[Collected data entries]

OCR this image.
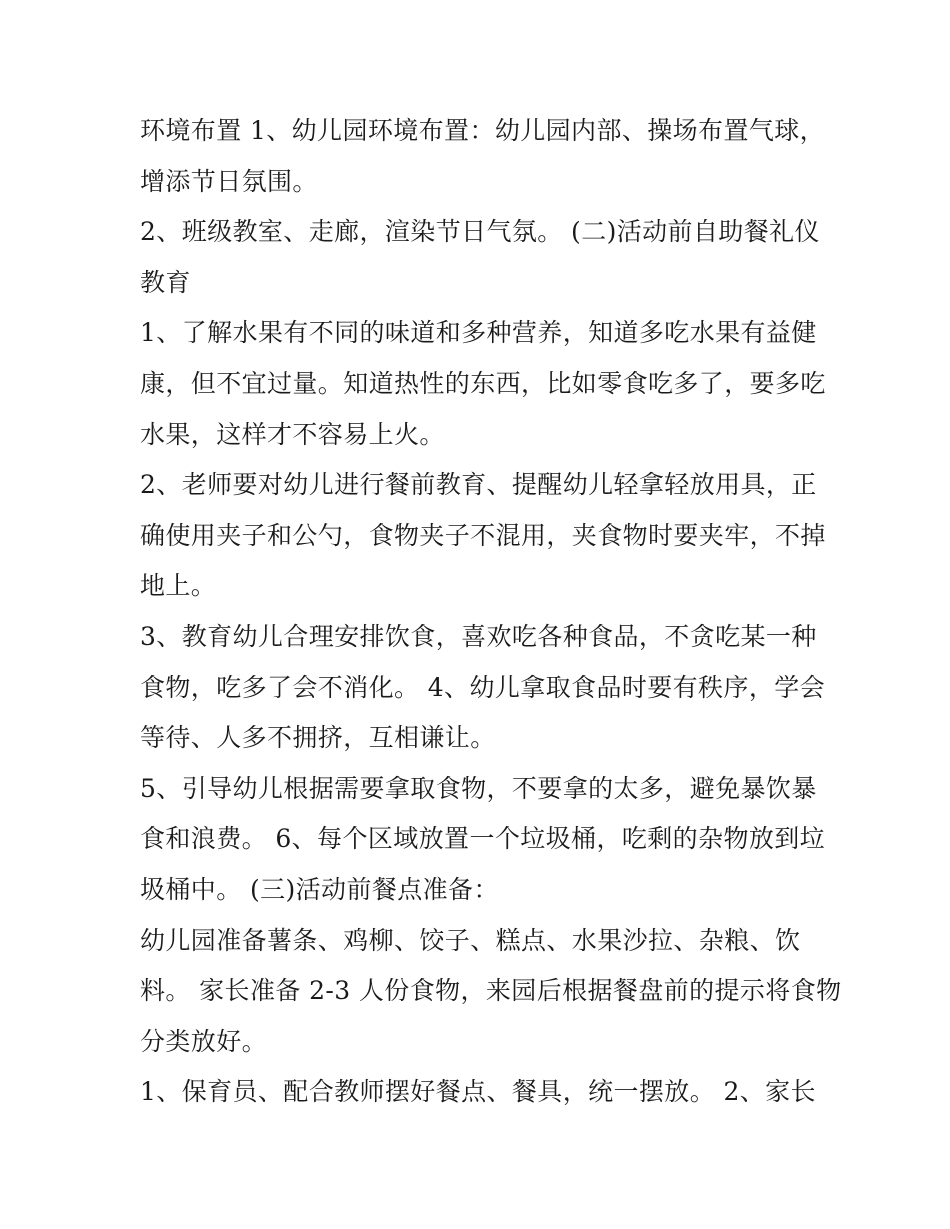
环境布置 1、幼儿园环境布置：幼儿园内部、操场布置气球，

增添节日氛围。

2、班级教室、走廊，渲染节日气氛。 (二)活动前自助餐礼仪

教育

1、了解水果有不同的味道和多种营养，知道多吃水果有益健

康，但不宜过量。知道热性的东西，比如零食吃多了，要多吃

水果，这样才不容易上火。

2、老师要对幼儿进行餐前教育、提醒幼儿轻拿轻放用具，正

确使用夹子和公勺，食物夹子不混用，夹食物时要夹牢，不掉

地上。

3、教育幼儿合理安排饮食，喜欢吃各种食品，不贪吃某一种

食物，吃多了会不消化。 4、幼儿拿取食品时要有秩序，学会

等待、人多不拥挤，互相谦让。

5、引导幼儿根据需要拿取食物，不要拿的太多，避免暴饮暴

食和浪费。 6、每个区域放置一个垃圾桶，吃剩的杂物放到垃

圾桶中。 (三)活动前餐点准备：

幼儿园准备薯条、鸡柳、饺子、糕点、水果沙拉、杂粮、饮

料。 家长准备 2-3 人份食物，来园后根据餐盘前的提示将食物

分类放好。

1、保育员、配合教师摆好餐点、餐具，统一摆放。 2、家长
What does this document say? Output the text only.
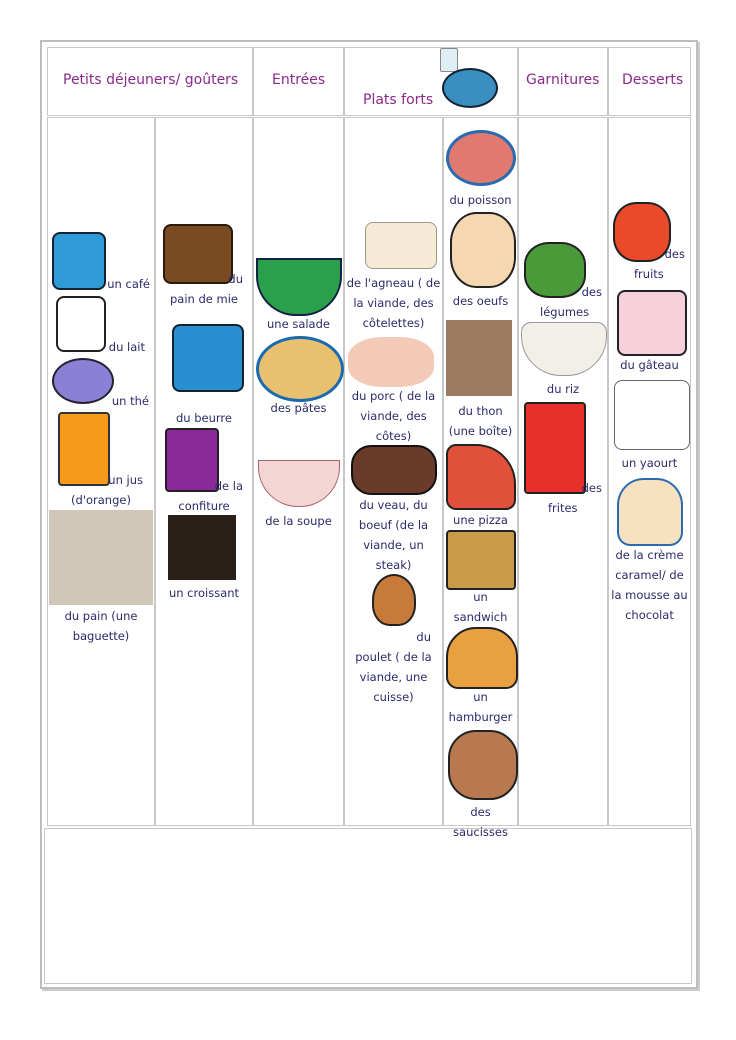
Petits déjeuners/ goûters Entrées
Plats forts
Garnitures Desserts
un café
du lait
un thé
un jus
(d'orange)
du pain (une
baguette)
du
pain de mie
du beurre
de la
confiture
un croissant
une salade
des pâtes
de la soupe
de l'agneau ( de
la viande, des
côtelettes)
du porc ( de la
viande, des
côtes)
du veau, du
boeuf (de la
viande, un
steak)
du
poulet ( de la
viande, une
cuisse)
du poisson
des oeufs
du thon
(une boîte)
une pizza
un
sandwich
un
hamburger
des saucisses
des
légumes
du riz
des
frites
des
fruits
du gâteau
un yaourt
de la crème
caramel/ de
la mousse au
chocolat
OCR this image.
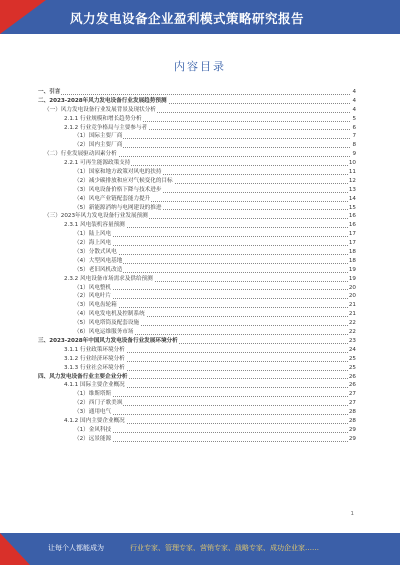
风力发电设备企业盈利模式策略研究报告
内容目录
一、引言	4
二、2023-2028年风力发电设备行业发展趋势预测	4
（一）风力发电设备行业发展背景及现状分析	4
2.1.1 行业规模和增长趋势分析	5
2.1.2 行业竞争格局与主要参与者	6
（1）国际主要厂商	7
（2）国内主要厂商	8
（二）行业发展驱动因素分析	9
2.2.1 可再生能源政策支持	10
（1）国家和地方政策对风电的扶持	11
（2）减少碳排放和应对气候变化的目标	12
（3）风电设备价格下降与技术进步	13
（4）风电产业链配套能力提升	14
（5）新能源消纳与电网建设的推进	15
（三）2023年风力发电设备行业发展预测	16
2.3.1 风电装机容量预测	16
（1）陆上风电	17
（2）海上风电	17
（3）分散式风电	18
（4）大型风电基地	18
（5）老旧风机改造	19
2.3.2 风电设备市场需求及供给预测	19
（1）风电整机	20
（2）风电叶片	20
（3）风电齿轮箱	21
（4）风电发电机及控制系统	21
（5）风电塔筒及配套设施	22
（6）风电运维服务市场	22
三、2023-2028年中国风力发电设备行业发展环境分析	23
3.1.1 行业政策环境分析	24
3.1.2 行业经济环境分析	25
3.1.3 行业社会环境分析	25
四、风力发电设备行业主要企业分析	26
4.1.1 国际主要企业概况	26
（1）维斯塔斯	27
（2）西门子歌美飒	27
（3）通用电气	28
4.1.2 国内主要企业概况	28
（1）金风科技	29
（2）远景能源	29
1
让每个人都能成为	行业专家、管理专家、营销专家、战略专家、成功企业家……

> _GOAL_
Set down exactly, from the line that contains "What does this" through the last line of the data, each line as it stands, and leave the pictures out.

> _OUTPUT OF THE TASK_
What does this document say? Output the text only.
Petits déjeuners/ goûters Entrées
Plats forts
Garnitures Desserts
un café
du lait
un thé
un jus
(d'orange)
du pain (une
baguette)
du
pain de mie
du beurre
de la
confiture
un croissant
une salade
des pâtes
de la soupe
de l'agneau ( de
la viande, des
côtelettes)
du porc ( de la
viande, des
côtes)
du veau, du
boeuf (de la
viande, un
steak)
du
poulet ( de la
viande, une
cuisse)
du poisson
des oeufs
du thon
(une boîte)
une pizza
un
sandwich
un
hamburger
des saucisses
des
légumes
du riz
des
frites
des
fruits
du gâteau
un yaourt
de la crème
caramel/ de
la mousse au
chocolat
OCR this image.
风力发电设备企业盈利模式策略研究报告
内容目录
一、引言	4
二、2023-2028年风力发电设备行业发展趋势预测	4
（一）风力发电设备行业发展背景及现状分析	4
2.1.1 行业规模和增长趋势分析	5
2.1.2 行业竞争格局与主要参与者	6
（1）国际主要厂商	7
（2）国内主要厂商	8
（二）行业发展驱动因素分析	9
2.2.1 可再生能源政策支持	10
（1）国家和地方政策对风电的扶持	11
（2）减少碳排放和应对气候变化的目标	12
（3）风电设备价格下降与技术进步	13
（4）风电产业链配套能力提升	14
（5）新能源消纳与电网建设的推进	15
（三）2023年风力发电设备行业发展预测	16
2.3.1 风电装机容量预测	16
（1）陆上风电	17
（2）海上风电	17
（3）分散式风电	18
（4）大型风电基地	18
（5）老旧风机改造	19
2.3.2 风电设备市场需求及供给预测	19
（1）风电整机	20
（2）风电叶片	20
（3）风电齿轮箱	21
（4）风电发电机及控制系统	21
（5）风电塔筒及配套设施	22
（6）风电运维服务市场	22
三、2023-2028年中国风力发电设备行业发展环境分析	23
3.1.1 行业政策环境分析	24
3.1.2 行业经济环境分析	25
3.1.3 行业社会环境分析	25
四、风力发电设备行业主要企业分析	26
4.1.1 国际主要企业概况	26
（1）维斯塔斯	27
（2）西门子歌美飒	27
（3）通用电气	28
4.1.2 国内主要企业概况	28
（1）金风科技	29
（2）远景能源	29
1
让每个人都能成为	行业专家、管理专家、营销专家、战略专家、成功企业家……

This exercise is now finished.